= Requirement =
From the listing below, pull out every line where the string "Arabic" appears.

[Items from a data source]

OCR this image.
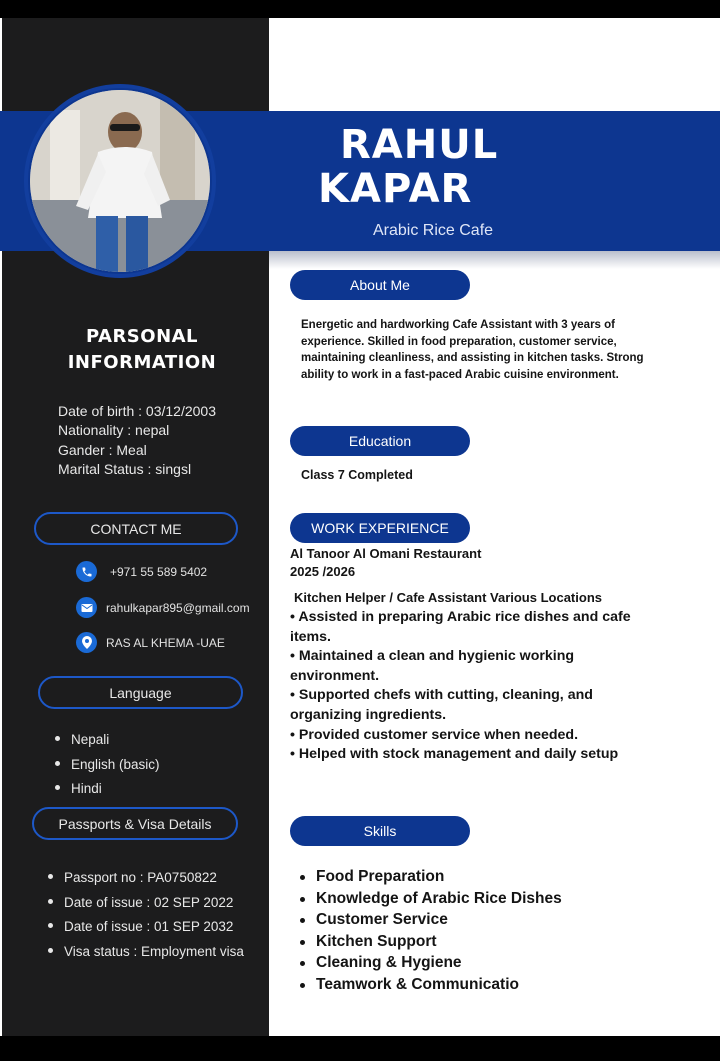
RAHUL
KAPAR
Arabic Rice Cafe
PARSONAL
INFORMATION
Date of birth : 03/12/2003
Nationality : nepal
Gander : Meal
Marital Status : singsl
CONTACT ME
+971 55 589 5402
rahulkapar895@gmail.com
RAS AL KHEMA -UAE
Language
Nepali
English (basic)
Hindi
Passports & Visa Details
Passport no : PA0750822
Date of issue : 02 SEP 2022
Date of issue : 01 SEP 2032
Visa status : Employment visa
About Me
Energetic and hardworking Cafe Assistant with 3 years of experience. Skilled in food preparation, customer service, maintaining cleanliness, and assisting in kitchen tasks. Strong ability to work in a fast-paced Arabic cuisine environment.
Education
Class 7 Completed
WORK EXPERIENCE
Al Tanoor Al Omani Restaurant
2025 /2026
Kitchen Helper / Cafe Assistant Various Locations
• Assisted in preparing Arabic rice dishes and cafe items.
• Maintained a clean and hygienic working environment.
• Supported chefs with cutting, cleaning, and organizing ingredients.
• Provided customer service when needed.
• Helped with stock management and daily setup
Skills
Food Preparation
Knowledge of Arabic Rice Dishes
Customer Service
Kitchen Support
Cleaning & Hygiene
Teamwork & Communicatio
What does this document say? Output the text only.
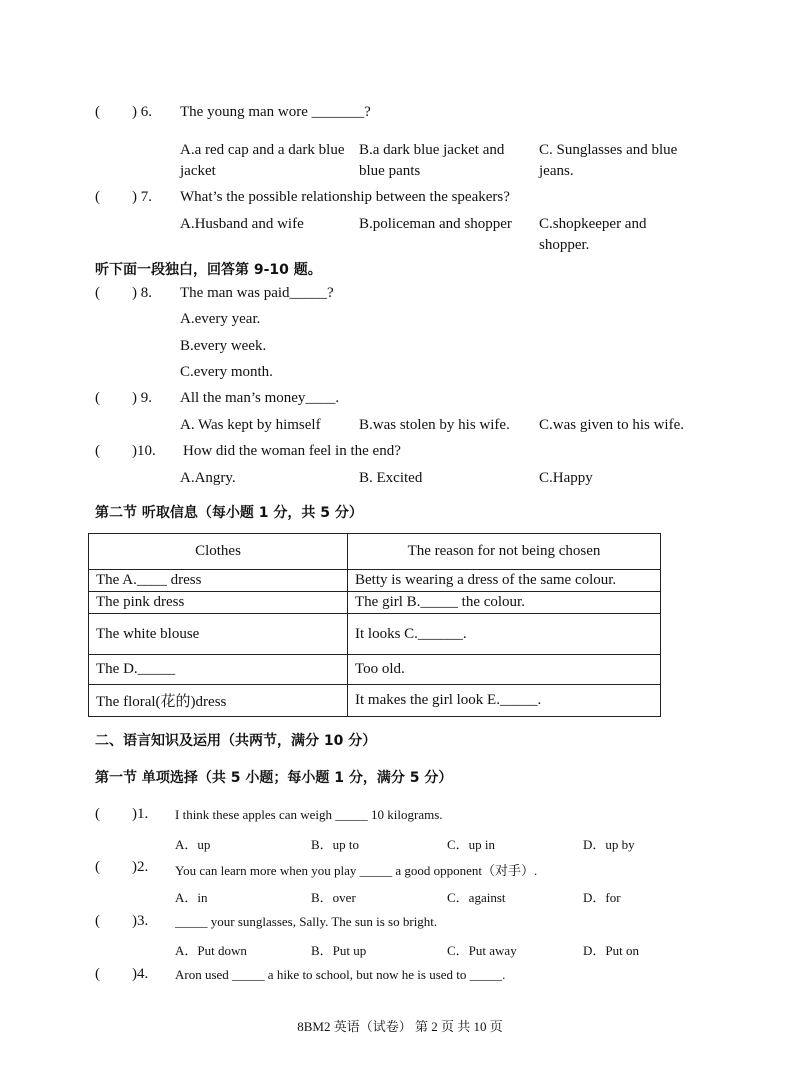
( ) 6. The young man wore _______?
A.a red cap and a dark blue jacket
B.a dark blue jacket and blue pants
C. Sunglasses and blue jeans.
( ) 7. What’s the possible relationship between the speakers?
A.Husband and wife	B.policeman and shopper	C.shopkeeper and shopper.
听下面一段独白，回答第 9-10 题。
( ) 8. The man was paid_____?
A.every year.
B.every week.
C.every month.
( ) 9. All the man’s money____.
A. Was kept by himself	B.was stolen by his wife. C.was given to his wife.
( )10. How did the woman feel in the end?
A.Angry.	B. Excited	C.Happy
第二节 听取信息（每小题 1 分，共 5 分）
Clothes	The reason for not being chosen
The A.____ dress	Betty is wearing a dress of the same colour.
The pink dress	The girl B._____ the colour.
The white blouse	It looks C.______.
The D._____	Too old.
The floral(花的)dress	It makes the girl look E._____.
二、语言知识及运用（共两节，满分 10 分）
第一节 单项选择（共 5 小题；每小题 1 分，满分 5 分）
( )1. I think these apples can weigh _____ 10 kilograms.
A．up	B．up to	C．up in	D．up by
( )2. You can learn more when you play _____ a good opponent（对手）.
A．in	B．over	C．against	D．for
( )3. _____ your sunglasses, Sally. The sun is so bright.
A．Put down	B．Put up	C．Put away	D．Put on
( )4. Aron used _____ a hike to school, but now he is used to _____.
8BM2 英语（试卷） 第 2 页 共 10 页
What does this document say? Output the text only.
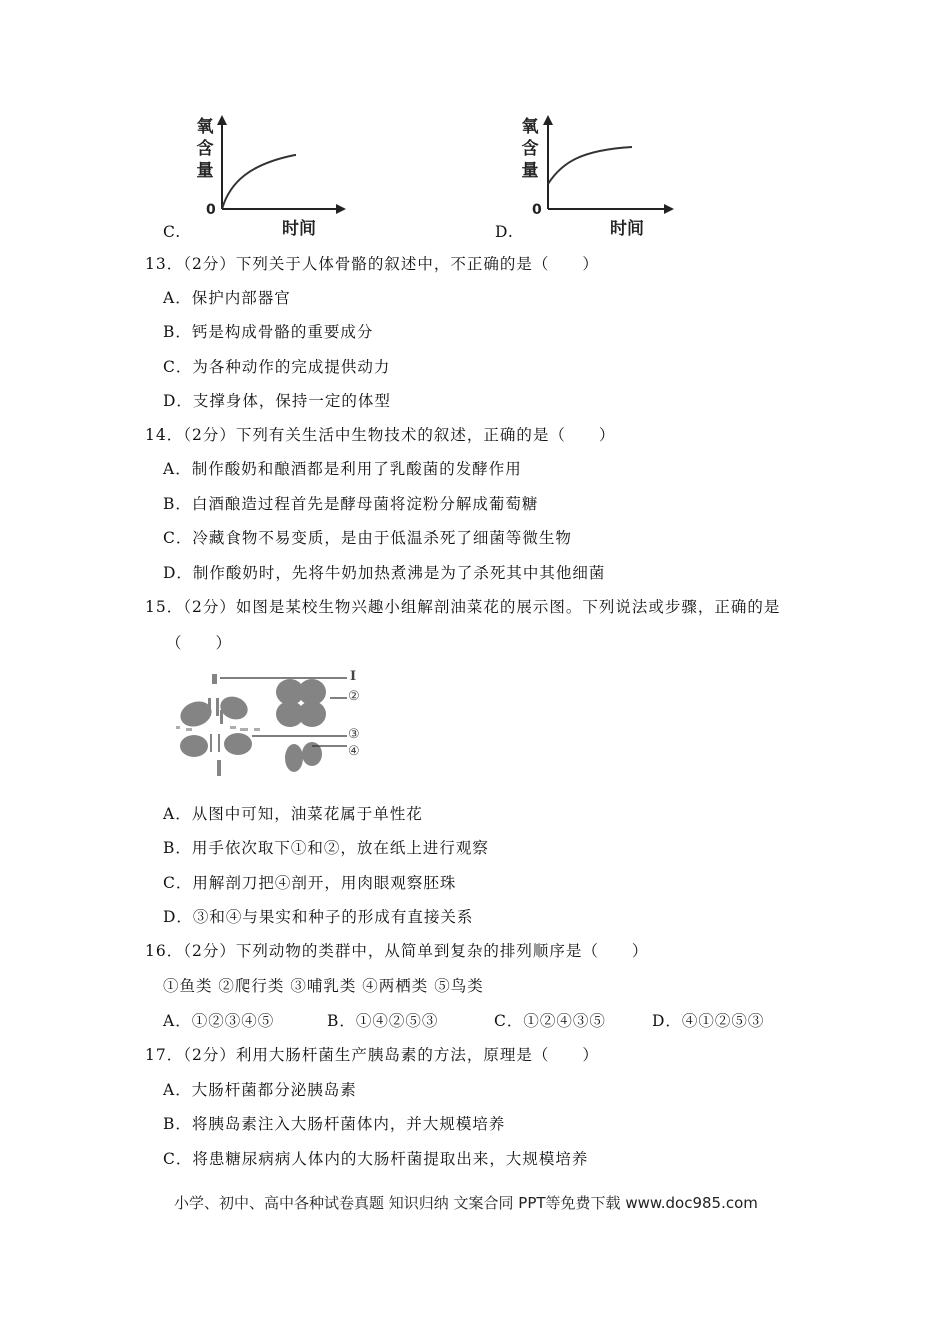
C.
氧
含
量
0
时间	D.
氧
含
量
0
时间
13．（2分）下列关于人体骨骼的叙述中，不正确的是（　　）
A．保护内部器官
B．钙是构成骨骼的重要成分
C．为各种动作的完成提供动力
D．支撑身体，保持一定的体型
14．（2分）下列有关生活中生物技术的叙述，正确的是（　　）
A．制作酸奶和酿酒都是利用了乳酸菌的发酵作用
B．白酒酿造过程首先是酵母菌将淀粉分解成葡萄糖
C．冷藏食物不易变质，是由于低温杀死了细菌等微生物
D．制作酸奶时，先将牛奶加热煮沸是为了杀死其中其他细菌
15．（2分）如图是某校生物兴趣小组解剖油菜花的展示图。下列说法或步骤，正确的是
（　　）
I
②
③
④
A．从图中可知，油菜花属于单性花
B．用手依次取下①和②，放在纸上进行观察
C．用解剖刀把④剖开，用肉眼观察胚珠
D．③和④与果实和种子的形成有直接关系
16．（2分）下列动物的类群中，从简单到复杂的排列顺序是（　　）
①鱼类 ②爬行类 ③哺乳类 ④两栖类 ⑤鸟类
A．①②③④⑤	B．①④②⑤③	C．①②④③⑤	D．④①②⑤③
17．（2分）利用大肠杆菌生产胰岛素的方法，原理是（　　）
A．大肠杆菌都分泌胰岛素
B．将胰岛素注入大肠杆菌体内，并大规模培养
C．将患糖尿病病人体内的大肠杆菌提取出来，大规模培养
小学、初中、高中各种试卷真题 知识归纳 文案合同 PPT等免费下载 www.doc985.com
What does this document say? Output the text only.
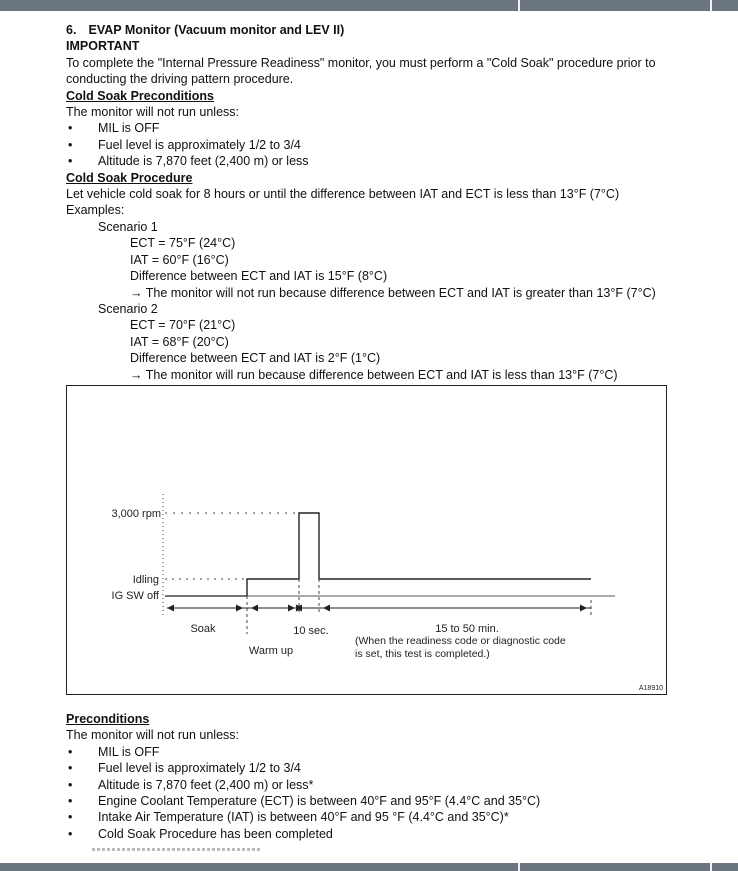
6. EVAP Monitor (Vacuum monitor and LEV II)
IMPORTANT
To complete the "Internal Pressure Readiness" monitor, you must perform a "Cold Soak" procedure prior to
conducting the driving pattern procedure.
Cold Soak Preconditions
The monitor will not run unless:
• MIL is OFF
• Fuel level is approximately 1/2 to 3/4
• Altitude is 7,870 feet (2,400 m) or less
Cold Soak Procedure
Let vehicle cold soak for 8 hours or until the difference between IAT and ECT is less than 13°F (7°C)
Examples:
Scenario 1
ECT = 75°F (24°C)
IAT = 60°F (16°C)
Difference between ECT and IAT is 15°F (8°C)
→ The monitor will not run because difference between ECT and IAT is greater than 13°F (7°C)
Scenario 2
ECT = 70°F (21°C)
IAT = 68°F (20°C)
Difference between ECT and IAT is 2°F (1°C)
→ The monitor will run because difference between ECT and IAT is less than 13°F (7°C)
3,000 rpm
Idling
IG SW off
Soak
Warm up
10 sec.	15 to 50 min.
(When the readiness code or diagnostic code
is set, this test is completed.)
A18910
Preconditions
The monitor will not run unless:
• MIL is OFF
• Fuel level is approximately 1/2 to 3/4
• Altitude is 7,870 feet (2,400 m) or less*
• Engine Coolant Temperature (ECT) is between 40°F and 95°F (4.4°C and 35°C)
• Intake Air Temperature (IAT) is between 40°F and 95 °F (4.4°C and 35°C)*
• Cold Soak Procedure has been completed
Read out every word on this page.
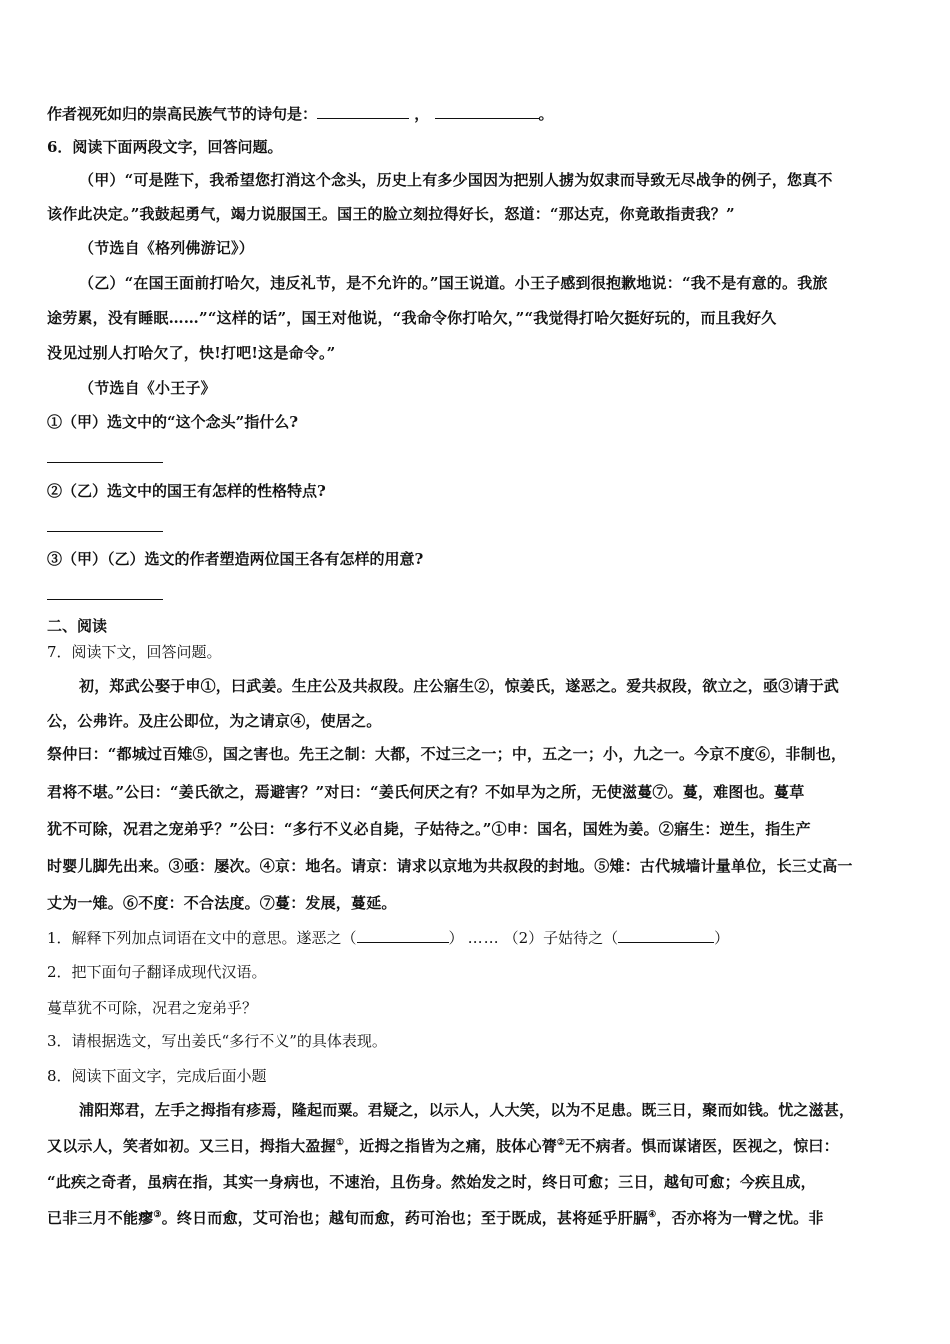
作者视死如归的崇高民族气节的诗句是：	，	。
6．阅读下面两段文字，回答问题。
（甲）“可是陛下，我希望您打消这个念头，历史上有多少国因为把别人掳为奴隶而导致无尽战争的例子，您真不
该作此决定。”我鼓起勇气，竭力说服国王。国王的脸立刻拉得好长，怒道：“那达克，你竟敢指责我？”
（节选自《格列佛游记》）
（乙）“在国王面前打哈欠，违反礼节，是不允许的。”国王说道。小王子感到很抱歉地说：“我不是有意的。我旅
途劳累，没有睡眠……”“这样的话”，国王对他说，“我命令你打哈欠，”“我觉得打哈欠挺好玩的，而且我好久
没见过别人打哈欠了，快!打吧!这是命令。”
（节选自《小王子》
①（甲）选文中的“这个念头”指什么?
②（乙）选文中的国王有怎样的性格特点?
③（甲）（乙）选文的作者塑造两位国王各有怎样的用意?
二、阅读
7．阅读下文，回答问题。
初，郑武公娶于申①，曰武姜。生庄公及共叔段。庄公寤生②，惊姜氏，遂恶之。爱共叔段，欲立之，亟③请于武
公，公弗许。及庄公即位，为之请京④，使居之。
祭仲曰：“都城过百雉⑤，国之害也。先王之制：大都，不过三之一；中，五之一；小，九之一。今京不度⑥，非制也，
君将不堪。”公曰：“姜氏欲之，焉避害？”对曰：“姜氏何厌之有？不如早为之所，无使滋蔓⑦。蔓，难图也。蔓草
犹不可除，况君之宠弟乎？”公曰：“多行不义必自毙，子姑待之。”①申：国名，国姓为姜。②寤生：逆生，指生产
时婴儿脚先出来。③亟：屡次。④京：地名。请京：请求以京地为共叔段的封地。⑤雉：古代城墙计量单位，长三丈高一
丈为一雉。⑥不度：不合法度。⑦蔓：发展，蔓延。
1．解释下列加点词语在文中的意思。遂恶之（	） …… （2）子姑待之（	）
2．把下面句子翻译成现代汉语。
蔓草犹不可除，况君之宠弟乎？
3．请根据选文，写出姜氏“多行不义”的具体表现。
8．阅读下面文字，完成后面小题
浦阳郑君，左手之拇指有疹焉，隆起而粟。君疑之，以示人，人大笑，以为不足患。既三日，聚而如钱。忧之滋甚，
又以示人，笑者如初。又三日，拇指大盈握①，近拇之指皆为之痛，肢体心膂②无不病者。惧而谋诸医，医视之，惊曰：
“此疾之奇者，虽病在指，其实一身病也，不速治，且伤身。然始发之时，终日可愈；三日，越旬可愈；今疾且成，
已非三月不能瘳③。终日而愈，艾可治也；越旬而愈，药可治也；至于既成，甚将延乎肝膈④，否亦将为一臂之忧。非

= Answer =
Arabic Rice Cafe
Energetic and hardworking Cafe Assistant with 3 years of experience. Skilled in food preparation, customer service, maintaining cleanliness, and assisting in kitchen tasks. Strong ability to work in a fast-paced Arabic cuisine environment.
• Assisted in preparing Arabic rice dishes and cafe items.
Knowledge of Arabic Rice Dishes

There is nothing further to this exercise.